**Data for this task**
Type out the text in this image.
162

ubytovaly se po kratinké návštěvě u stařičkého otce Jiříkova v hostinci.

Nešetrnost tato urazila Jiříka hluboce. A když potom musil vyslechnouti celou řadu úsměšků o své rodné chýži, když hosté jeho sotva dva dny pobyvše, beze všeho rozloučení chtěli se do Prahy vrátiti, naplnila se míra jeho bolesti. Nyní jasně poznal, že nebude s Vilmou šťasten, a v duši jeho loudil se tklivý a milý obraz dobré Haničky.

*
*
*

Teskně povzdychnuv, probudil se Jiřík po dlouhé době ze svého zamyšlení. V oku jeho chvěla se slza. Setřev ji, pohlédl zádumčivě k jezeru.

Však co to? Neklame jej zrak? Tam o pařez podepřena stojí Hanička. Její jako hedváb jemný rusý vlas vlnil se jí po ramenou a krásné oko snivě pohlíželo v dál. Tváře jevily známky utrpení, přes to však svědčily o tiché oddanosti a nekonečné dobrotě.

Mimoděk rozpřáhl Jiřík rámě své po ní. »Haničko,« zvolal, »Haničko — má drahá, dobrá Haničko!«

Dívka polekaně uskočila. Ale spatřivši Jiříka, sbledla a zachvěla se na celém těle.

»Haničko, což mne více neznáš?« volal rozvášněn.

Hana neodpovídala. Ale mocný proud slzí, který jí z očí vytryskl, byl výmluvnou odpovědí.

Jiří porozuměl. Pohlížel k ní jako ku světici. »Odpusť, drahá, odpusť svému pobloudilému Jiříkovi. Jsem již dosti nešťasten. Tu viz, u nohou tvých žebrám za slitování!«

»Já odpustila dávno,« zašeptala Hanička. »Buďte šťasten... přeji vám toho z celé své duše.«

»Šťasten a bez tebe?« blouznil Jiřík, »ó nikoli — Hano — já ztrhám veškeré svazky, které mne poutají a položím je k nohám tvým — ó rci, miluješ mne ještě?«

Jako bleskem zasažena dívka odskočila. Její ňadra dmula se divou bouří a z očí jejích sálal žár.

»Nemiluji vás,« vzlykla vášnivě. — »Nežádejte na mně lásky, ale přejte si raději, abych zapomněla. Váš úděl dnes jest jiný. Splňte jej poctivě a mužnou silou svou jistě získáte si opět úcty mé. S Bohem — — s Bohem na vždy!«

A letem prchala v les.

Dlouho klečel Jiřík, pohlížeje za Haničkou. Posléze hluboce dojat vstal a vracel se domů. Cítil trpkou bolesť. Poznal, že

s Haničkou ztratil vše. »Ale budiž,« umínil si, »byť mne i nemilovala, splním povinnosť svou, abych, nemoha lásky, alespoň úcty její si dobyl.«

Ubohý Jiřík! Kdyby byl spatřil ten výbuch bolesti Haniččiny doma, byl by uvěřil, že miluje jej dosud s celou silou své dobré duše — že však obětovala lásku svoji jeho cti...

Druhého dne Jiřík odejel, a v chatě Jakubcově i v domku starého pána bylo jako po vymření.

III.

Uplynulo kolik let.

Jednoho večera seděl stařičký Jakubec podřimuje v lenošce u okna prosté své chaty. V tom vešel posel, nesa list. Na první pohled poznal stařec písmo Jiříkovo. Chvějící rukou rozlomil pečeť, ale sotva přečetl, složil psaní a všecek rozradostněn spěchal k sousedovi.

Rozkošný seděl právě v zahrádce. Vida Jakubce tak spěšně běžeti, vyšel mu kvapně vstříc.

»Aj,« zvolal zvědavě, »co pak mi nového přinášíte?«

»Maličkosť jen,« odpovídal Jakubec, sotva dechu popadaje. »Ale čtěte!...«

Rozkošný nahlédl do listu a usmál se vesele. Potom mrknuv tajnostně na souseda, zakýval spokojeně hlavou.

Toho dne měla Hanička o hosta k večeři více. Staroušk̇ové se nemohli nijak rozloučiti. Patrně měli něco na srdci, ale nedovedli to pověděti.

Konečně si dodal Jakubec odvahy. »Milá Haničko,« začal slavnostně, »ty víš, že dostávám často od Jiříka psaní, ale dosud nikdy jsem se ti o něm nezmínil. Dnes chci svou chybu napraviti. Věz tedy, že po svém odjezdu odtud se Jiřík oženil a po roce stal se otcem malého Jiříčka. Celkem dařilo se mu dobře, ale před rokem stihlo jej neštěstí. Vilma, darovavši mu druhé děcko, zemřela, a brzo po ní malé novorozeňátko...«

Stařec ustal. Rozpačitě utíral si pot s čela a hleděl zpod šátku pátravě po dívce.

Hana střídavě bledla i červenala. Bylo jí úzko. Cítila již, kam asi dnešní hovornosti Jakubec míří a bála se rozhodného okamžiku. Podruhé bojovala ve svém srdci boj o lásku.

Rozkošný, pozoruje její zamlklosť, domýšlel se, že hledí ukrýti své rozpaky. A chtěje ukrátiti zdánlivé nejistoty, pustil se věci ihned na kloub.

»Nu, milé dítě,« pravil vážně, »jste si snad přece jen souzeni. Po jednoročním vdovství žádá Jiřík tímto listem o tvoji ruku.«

**Direction**
Copy out each line of the records that holds the string "abych".

**Result of the task**
»Nemiluji vás,« vzlykla vášnivě. — »Nežádejte na mně lásky, ale přejte si raději, abych zapomněla. Váš úděl dnes jest jiný. Splňte jej poctivě a mužnou silou svou jistě získáte si opět úcty mé. S Bohem — — s Bohem na vždy!«
s Haničkou ztratil vše. »Ale budiž,« umínil si, »byť mne i nemilovala, splním povinnosť svou, abych, nemoha lásky, alespoň úcty její si dobyl.«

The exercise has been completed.